◆ What is expected: All of the data that follows should be retyped exactly, please, except the pictures.

* * * * *

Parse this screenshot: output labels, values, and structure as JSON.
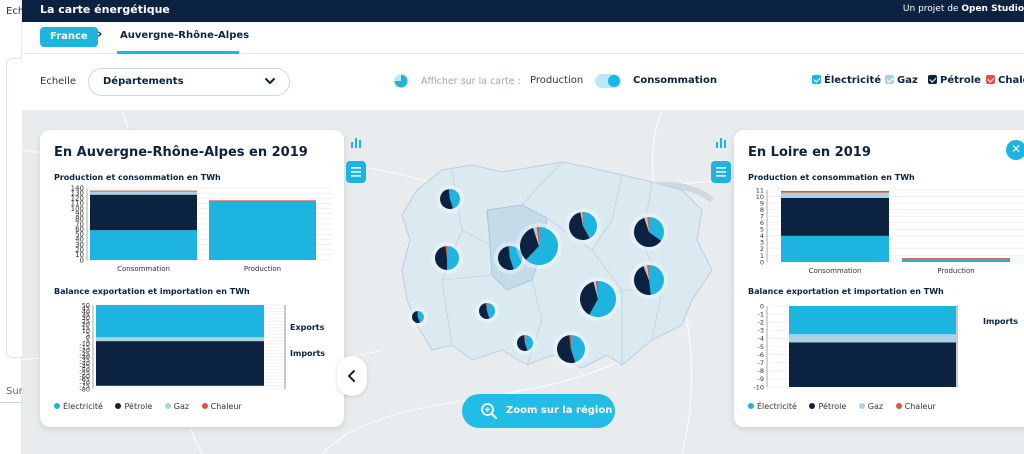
{
  "background_page": {
    "echelle_fragment": "Ech",
    "search_fragment": "Sur"
  },
  "app": {
    "title": "La carte énergétique",
    "project_prefix": "Un projet de",
    "project_org": "Open Studio"
  },
  "breadcrumb": {
    "root": "France",
    "current": "Auvergne-Rhône-Alpes"
  },
  "controls": {
    "scale_label": "Echelle",
    "scale_value": "Départements",
    "display_label": "Afficher sur la carte :",
    "production_label": "Production",
    "consumption_label": "Consommation",
    "toggle_selected": "Consommation",
    "filters": [
      {
        "label": "Électricité",
        "checked": true,
        "color": "#1db4e0"
      },
      {
        "label": "Gaz",
        "checked": true,
        "color": "#a9d3e3"
      },
      {
        "label": "Pétrole",
        "checked": true,
        "color": "#0b2340"
      },
      {
        "label": "Chaleur",
        "checked": true,
        "color": "#e2533f"
      }
    ]
  },
  "colors": {
    "electricite": "#1db4e0",
    "petrole": "#0b2340",
    "gaz": "#a9d3e3",
    "chaleur": "#e2533f",
    "accent": "#1db4e0",
    "dark": "#0b2340"
  },
  "icons": [
    "bar-chart-icon",
    "table-icon",
    "close-icon",
    "chevron-left-icon",
    "zoom-icon",
    "chevron-down-icon",
    "pie-icon"
  ],
  "left_panel": {
    "title": "En Auvergne-Rhône-Alpes en 2019",
    "prodcons_title": "Production et consommation en TWh",
    "balance_title": "Balance exportation et importation en TWh",
    "exports_label": "Exports",
    "imports_label": "Imports",
    "legend": [
      "Électricité",
      "Pétrole",
      "Gaz",
      "Chaleur"
    ]
  },
  "right_panel": {
    "title": "En Loire en 2019",
    "prodcons_title": "Production et consommation en TWh",
    "balance_title": "Balance exportation et importation en TWh",
    "imports_label": "Imports",
    "legend": [
      "Électricité",
      "Pétrole",
      "Gaz",
      "Chaleur"
    ]
  },
  "zoom_button": {
    "label": "Zoom sur la région"
  },
  "chart_data": [
    {
      "type": "bar",
      "stacked": true,
      "title": "Production et consommation en TWh",
      "categories": [
        "Consommation",
        "Production"
      ],
      "yticks": [
        0,
        10,
        20,
        30,
        40,
        50,
        60,
        70,
        80,
        90,
        100,
        110,
        120,
        130,
        140
      ],
      "ylim": [
        0,
        140
      ],
      "series": [
        {
          "name": "Électricité",
          "values": [
            58,
            115
          ]
        },
        {
          "name": "Pétrole",
          "values": [
            69,
            0
          ]
        },
        {
          "name": "Gaz",
          "values": [
            6,
            0
          ]
        },
        {
          "name": "Chaleur",
          "values": [
            2,
            1
          ]
        }
      ]
    },
    {
      "type": "bar",
      "stacked": true,
      "title": "Balance exportation et importation en TWh",
      "categories": [
        "Exports",
        "Imports"
      ],
      "yticks": [
        50,
        45,
        40,
        35,
        30,
        25,
        20,
        15,
        10,
        5,
        0,
        -5,
        -10,
        -15,
        -20,
        -25,
        -30,
        -35,
        -40,
        -45,
        -50,
        -55,
        -60,
        -65,
        -70,
        -75,
        -80
      ],
      "ylim": [
        -80,
        50
      ],
      "series": [
        {
          "name": "Électricité",
          "values": [
            50,
            0
          ]
        },
        {
          "name": "Gaz",
          "values": [
            0,
            -6
          ]
        },
        {
          "name": "Pétrole",
          "values": [
            0,
            -69
          ]
        }
      ]
    },
    {
      "type": "bar",
      "stacked": true,
      "title": "Production et consommation en TWh",
      "categories": [
        "Consommation",
        "Production"
      ],
      "yticks": [
        0,
        1,
        2,
        3,
        4,
        5,
        6,
        7,
        8,
        9,
        10,
        11
      ],
      "ylim": [
        0,
        11
      ],
      "series": [
        {
          "name": "Électricité",
          "values": [
            4,
            0.5
          ]
        },
        {
          "name": "Pétrole",
          "values": [
            5.8,
            0
          ]
        },
        {
          "name": "Gaz",
          "values": [
            0.8,
            0
          ]
        },
        {
          "name": "Chaleur",
          "values": [
            0.25,
            0.1
          ]
        }
      ]
    },
    {
      "type": "bar",
      "stacked": true,
      "title": "Balance exportation et importation en TWh",
      "categories": [
        "Imports"
      ],
      "yticks": [
        0,
        -1,
        -2,
        -3,
        -4,
        -5,
        -6,
        -7,
        -8,
        -9,
        -10
      ],
      "ylim": [
        -10,
        0
      ],
      "series": [
        {
          "name": "Électricité",
          "values": [
            -3.5
          ]
        },
        {
          "name": "Gaz",
          "values": [
            -1
          ]
        },
        {
          "name": "Pétrole",
          "values": [
            -5.5
          ]
        }
      ]
    }
  ],
  "map_pies": [
    {
      "size": 1,
      "shares": [
        0.45,
        0.53,
        0.0,
        0.02
      ]
    },
    {
      "size": 1.1,
      "shares": [
        0.5,
        0.48,
        0.0,
        0.02
      ]
    },
    {
      "size": 1.15,
      "shares": [
        0.45,
        0.53,
        0.0,
        0.02
      ]
    },
    {
      "size": 1.8,
      "shares": [
        0.62,
        0.33,
        0.03,
        0.02
      ]
    },
    {
      "size": 1.25,
      "shares": [
        0.42,
        0.55,
        0.02,
        0.01
      ]
    },
    {
      "size": 1.35,
      "shares": [
        0.35,
        0.6,
        0.03,
        0.02
      ]
    },
    {
      "size": 1.35,
      "shares": [
        0.48,
        0.46,
        0.04,
        0.02
      ]
    },
    {
      "size": 1.7,
      "shares": [
        0.58,
        0.38,
        0.02,
        0.02
      ]
    },
    {
      "size": 0.8,
      "shares": [
        0.45,
        0.53,
        0.0,
        0.02
      ]
    },
    {
      "size": 0.6,
      "shares": [
        0.45,
        0.53,
        0.0,
        0.02
      ]
    },
    {
      "size": 0.75,
      "shares": [
        0.45,
        0.53,
        0.0,
        0.02
      ]
    },
    {
      "size": 1.25,
      "shares": [
        0.45,
        0.53,
        0.0,
        0.02
      ]
    }
  ]
}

* * * * *

◆ Reply to the task:
Parse this screenshot: output labels, values, and structure as JSON.
{
  "background_page": {
    "echelle_fragment": "Ech",
    "search_fragment": "Sur"
  },
  "app": {
    "title": "La carte énergétique",
    "project_prefix": "Un projet de",
    "project_org": "Open Studio"
  },
  "breadcrumb": {
    "root": "France",
    "current": "Auvergne-Rhône-Alpes"
  },
  "controls": {
    "scale_label": "Echelle",
    "scale_value": "Départements",
    "display_label": "Afficher sur la carte :",
    "production_label": "Production",
    "consumption_label": "Consommation",
    "toggle_selected": "Consommation",
    "filters": [
      {
        "label": "Électricité",
        "checked": true,
        "color": "#1db4e0"
      },
      {
        "label": "Gaz",
        "checked": true,
        "color": "#a9d3e3"
      },
      {
        "label": "Pétrole",
        "checked": true,
        "color": "#0b2340"
      },
      {
        "label": "Chaleur",
        "checked": true,
        "color": "#e2533f"
      }
    ]
  },
  "colors": {
    "electricite": "#1db4e0",
    "petrole": "#0b2340",
    "gaz": "#a9d3e3",
    "chaleur": "#e2533f",
    "accent": "#1db4e0",
    "dark": "#0b2340"
  },
  "icons": [
    "bar-chart-icon",
    "table-icon",
    "close-icon",
    "chevron-left-icon",
    "zoom-icon",
    "chevron-down-icon",
    "pie-icon"
  ],
  "left_panel": {
    "title": "En Auvergne-Rhône-Alpes en 2019",
    "prodcons_title": "Production et consommation en TWh",
    "balance_title": "Balance exportation et importation en TWh",
    "exports_label": "Exports",
    "imports_label": "Imports",
    "legend": [
      "Électricité",
      "Pétrole",
      "Gaz",
      "Chaleur"
    ]
  },
  "right_panel": {
    "title": "En Loire en 2019",
    "prodcons_title": "Production et consommation en TWh",
    "balance_title": "Balance exportation et importation en TWh",
    "imports_label": "Imports",
    "legend": [
      "Électricité",
      "Pétrole",
      "Gaz",
      "Chaleur"
    ]
  },
  "zoom_button": {
    "label": "Zoom sur la région"
  },
  "chart_data": [
    {
      "type": "bar",
      "stacked": true,
      "title": "Production et consommation en TWh",
      "categories": [
        "Consommation",
        "Production"
      ],
      "yticks": [
        0,
        10,
        20,
        30,
        40,
        50,
        60,
        70,
        80,
        90,
        100,
        110,
        120,
        130,
        140
      ],
      "ylim": [
        0,
        140
      ],
      "series": [
        {
          "name": "Électricité",
          "values": [
            58,
            115
          ]
        },
        {
          "name": "Pétrole",
          "values": [
            69,
            0
          ]
        },
        {
          "name": "Gaz",
          "values": [
            6,
            0
          ]
        },
        {
          "name": "Chaleur",
          "values": [
            2,
            1
          ]
        }
      ]
    },
    {
      "type": "bar",
      "stacked": true,
      "title": "Balance exportation et importation en TWh",
      "categories": [
        "Exports",
        "Imports"
      ],
      "yticks": [
        50,
        45,
        40,
        35,
        30,
        25,
        20,
        15,
        10,
        5,
        0,
        -5,
        -10,
        -15,
        -20,
        -25,
        -30,
        -35,
        -40,
        -45,
        -50,
        -55,
        -60,
        -65,
        -70,
        -75,
        -80
      ],
      "ylim": [
        -80,
        50
      ],
      "series": [
        {
          "name": "Électricité",
          "values": [
            50,
            0
          ]
        },
        {
          "name": "Gaz",
          "values": [
            0,
            -6
          ]
        },
        {
          "name": "Pétrole",
          "values": [
            0,
            -69
          ]
        }
      ]
    },
    {
      "type": "bar",
      "stacked": true,
      "title": "Production et consommation en TWh",
      "categories": [
        "Consommation",
        "Production"
      ],
      "yticks": [
        0,
        1,
        2,
        3,
        4,
        5,
        6,
        7,
        8,
        9,
        10,
        11
      ],
      "ylim": [
        0,
        11
      ],
      "series": [
        {
          "name": "Électricité",
          "values": [
            4,
            0.5
          ]
        },
        {
          "name": "Pétrole",
          "values": [
            5.8,
            0
          ]
        },
        {
          "name": "Gaz",
          "values": [
            0.8,
            0
          ]
        },
        {
          "name": "Chaleur",
          "values": [
            0.25,
            0.1
          ]
        }
      ]
    },
    {
      "type": "bar",
      "stacked": true,
      "title": "Balance exportation et importation en TWh",
      "categories": [
        "Imports"
      ],
      "yticks": [
        0,
        -1,
        -2,
        -3,
        -4,
        -5,
        -6,
        -7,
        -8,
        -9,
        -10
      ],
      "ylim": [
        -10,
        0
      ],
      "series": [
        {
          "name": "Électricité",
          "values": [
            -3.5
          ]
        },
        {
          "name": "Gaz",
          "values": [
            -1
          ]
        },
        {
          "name": "Pétrole",
          "values": [
            -5.5
          ]
        }
      ]
    }
  ],
  "map_pies": [
    {
      "size": 1,
      "shares": [
        0.45,
        0.53,
        0.0,
        0.02
      ]
    },
    {
      "size": 1.1,
      "shares": [
        0.5,
        0.48,
        0.0,
        0.02
      ]
    },
    {
      "size": 1.15,
      "shares": [
        0.45,
        0.53,
        0.0,
        0.02
      ]
    },
    {
      "size": 1.8,
      "shares": [
        0.62,
        0.33,
        0.03,
        0.02
      ]
    },
    {
      "size": 1.25,
      "shares": [
        0.42,
        0.55,
        0.02,
        0.01
      ]
    },
    {
      "size": 1.35,
      "shares": [
        0.35,
        0.6,
        0.03,
        0.02
      ]
    },
    {
      "size": 1.35,
      "shares": [
        0.48,
        0.46,
        0.04,
        0.02
      ]
    },
    {
      "size": 1.7,
      "shares": [
        0.58,
        0.38,
        0.02,
        0.02
      ]
    },
    {
      "size": 0.8,
      "shares": [
        0.45,
        0.53,
        0.0,
        0.02
      ]
    },
    {
      "size": 0.6,
      "shares": [
        0.45,
        0.53,
        0.0,
        0.02
      ]
    },
    {
      "size": 0.75,
      "shares": [
        0.45,
        0.53,
        0.0,
        0.02
      ]
    },
    {
      "size": 1.25,
      "shares": [
        0.45,
        0.53,
        0.0,
        0.02
      ]
    }
  ]
}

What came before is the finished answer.